- **Work instructions**:
Every record here should be printed again exactly.
#####
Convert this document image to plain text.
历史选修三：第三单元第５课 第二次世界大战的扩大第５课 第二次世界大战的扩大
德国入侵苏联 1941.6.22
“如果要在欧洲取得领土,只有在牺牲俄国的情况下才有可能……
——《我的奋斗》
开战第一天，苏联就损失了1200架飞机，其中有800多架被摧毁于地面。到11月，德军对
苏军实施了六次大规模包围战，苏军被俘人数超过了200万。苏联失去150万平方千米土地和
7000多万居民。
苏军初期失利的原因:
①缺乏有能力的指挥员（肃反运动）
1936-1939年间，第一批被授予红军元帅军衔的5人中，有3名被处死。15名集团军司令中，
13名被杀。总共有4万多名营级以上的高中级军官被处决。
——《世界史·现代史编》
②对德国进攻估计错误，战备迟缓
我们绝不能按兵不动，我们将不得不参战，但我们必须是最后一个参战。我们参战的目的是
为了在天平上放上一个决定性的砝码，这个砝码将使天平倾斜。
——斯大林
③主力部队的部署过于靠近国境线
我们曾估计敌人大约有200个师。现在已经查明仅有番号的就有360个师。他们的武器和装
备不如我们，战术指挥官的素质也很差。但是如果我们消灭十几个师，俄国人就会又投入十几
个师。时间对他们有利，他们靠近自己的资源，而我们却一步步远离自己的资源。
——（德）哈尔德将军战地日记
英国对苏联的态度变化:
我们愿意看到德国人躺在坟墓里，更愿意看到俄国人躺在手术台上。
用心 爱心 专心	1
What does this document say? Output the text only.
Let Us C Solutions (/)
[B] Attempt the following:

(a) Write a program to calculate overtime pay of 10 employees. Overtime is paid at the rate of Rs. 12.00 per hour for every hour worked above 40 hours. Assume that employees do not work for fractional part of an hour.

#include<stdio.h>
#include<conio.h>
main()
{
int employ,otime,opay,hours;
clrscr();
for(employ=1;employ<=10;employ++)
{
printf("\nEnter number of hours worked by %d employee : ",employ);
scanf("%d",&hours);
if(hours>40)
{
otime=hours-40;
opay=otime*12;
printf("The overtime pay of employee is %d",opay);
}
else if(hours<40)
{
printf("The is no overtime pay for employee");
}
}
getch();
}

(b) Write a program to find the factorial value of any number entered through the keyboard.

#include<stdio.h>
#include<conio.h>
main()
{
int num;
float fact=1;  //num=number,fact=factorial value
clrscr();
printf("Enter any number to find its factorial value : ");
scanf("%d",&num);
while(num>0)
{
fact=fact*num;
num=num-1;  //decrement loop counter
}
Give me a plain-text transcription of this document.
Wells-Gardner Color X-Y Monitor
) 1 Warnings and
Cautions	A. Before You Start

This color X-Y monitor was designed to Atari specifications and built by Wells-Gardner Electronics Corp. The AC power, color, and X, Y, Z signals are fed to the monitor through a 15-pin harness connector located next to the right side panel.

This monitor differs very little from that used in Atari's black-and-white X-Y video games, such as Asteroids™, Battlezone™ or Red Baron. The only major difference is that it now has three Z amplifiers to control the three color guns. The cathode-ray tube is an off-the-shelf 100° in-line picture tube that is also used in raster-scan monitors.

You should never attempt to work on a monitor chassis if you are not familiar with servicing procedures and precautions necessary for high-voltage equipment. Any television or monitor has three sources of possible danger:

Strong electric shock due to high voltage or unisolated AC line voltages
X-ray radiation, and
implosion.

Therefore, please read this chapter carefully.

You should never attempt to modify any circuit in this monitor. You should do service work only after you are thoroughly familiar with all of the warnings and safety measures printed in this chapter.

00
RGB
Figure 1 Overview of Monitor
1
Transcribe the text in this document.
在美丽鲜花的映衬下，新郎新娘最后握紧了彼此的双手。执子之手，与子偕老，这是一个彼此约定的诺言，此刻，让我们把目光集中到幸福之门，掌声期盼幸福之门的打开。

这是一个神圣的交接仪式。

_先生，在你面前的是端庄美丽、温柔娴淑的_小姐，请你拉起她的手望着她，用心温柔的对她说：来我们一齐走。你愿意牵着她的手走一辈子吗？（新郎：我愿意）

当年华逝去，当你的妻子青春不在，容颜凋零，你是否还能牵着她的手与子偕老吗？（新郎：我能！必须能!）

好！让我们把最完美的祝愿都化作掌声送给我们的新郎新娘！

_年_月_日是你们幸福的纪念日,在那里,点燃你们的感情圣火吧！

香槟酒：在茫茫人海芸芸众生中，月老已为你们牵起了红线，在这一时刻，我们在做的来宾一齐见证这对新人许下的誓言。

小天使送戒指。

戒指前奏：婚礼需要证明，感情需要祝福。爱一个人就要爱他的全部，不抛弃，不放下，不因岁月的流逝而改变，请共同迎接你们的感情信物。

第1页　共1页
#####
- **The completed task**:
Convert this document image to plain text.
历史选修三：第三单元第５课 第二次世界大战的扩大第５课 第二次世界大战的扩大
德国入侵苏联 1941.6.22
“如果要在欧洲取得领土,只有在牺牲俄国的情况下才有可能……
——《我的奋斗》
开战第一天，苏联就损失了1200架飞机，其中有800多架被摧毁于地面。到11月，德军对
苏军实施了六次大规模包围战，苏军被俘人数超过了200万。苏联失去150万平方千米土地和
7000多万居民。
苏军初期失利的原因:
①缺乏有能力的指挥员（肃反运动）
1936-1939年间，第一批被授予红军元帅军衔的5人中，有3名被处死。15名集团军司令中，
13名被杀。总共有4万多名营级以上的高中级军官被处决。
——《世界史·现代史编》
②对德国进攻估计错误，战备迟缓
我们绝不能按兵不动，我们将不得不参战，但我们必须是最后一个参战。我们参战的目的是
为了在天平上放上一个决定性的砝码，这个砝码将使天平倾斜。
——斯大林
③主力部队的部署过于靠近国境线
我们曾估计敌人大约有200个师。现在已经查明仅有番号的就有360个师。他们的武器和装
备不如我们，战术指挥官的素质也很差。但是如果我们消灭十几个师，俄国人就会又投入十几
个师。时间对他们有利，他们靠近自己的资源，而我们却一步步远离自己的资源。
——（德）哈尔德将军战地日记
英国对苏联的态度变化:
我们愿意看到德国人躺在坟墓里，更愿意看到俄国人躺在手术台上。
用心 爱心 专心	1
What does this document say? Output the text only.
Let Us C Solutions (/)
[B] Attempt the following:

(a) Write a program to calculate overtime pay of 10 employees. Overtime is paid at the rate of Rs. 12.00 per hour for every hour worked above 40 hours. Assume that employees do not work for fractional part of an hour.

#include<stdio.h>
#include<conio.h>
main()
{
int employ,otime,opay,hours;
clrscr();
for(employ=1;employ<=10;employ++)
{
printf("\nEnter number of hours worked by %d employee : ",employ);
scanf("%d",&hours);
if(hours>40)
{
otime=hours-40;
opay=otime*12;
printf("The overtime pay of employee is %d",opay);
}
else if(hours<40)
{
printf("The is no overtime pay for employee");
}
}
getch();
}

(b) Write a program to find the factorial value of any number entered through the keyboard.

#include<stdio.h>
#include<conio.h>
main()
{
int num;
float fact=1;  //num=number,fact=factorial value
clrscr();
printf("Enter any number to find its factorial value : ");
scanf("%d",&num);
while(num>0)
{
fact=fact*num;
num=num-1;  //decrement loop counter
}
Give me a plain-text transcription of this document.
Wells-Gardner Color X-Y Monitor
) 1 Warnings and
Cautions	A. Before You Start

This color X-Y monitor was designed to Atari specifications and built by Wells-Gardner Electronics Corp. The AC power, color, and X, Y, Z signals are fed to the monitor through a 15-pin harness connector located next to the right side panel.

This monitor differs very little from that used in Atari's black-and-white X-Y video games, such as Asteroids™, Battlezone™ or Red Baron. The only major difference is that it now has three Z amplifiers to control the three color guns. The cathode-ray tube is an off-the-shelf 100° in-line picture tube that is also used in raster-scan monitors.

You should never attempt to work on a monitor chassis if you are not familiar with servicing procedures and precautions necessary for high-voltage equipment. Any television or monitor has three sources of possible danger:

Strong electric shock due to high voltage or unisolated AC line voltages
X-ray radiation, and
implosion.

Therefore, please read this chapter carefully.

You should never attempt to modify any circuit in this monitor. You should do service work only after you are thoroughly familiar with all of the warnings and safety measures printed in this chapter.

00
RGB
Figure 1 Overview of Monitor
1
Transcribe the text in this document.
在美丽鲜花的映衬下，新郎新娘最后握紧了彼此的双手。执子之手，与子偕老，这是一个彼此约定的诺言，此刻，让我们把目光集中到幸福之门，掌声期盼幸福之门的打开。

这是一个神圣的交接仪式。

_先生，在你面前的是端庄美丽、温柔娴淑的_小姐，请你拉起她的手望着她，用心温柔的对她说：来我们一齐走。你愿意牵着她的手走一辈子吗？（新郎：我愿意）

当年华逝去，当你的妻子青春不在，容颜凋零，你是否还能牵着她的手与子偕老吗？（新郎：我能！必须能!）

好！让我们把最完美的祝愿都化作掌声送给我们的新郎新娘！

_年_月_日是你们幸福的纪念日,在那里,点燃你们的感情圣火吧！

香槟酒：在茫茫人海芸芸众生中，月老已为你们牵起了红线，在这一时刻，我们在做的来宾一齐见证这对新人许下的誓言。

小天使送戒指。

戒指前奏：婚礼需要证明，感情需要祝福。爱一个人就要爱他的全部，不抛弃，不放下，不因岁月的流逝而改变，请共同迎接你们的感情信物。

第1页　共1页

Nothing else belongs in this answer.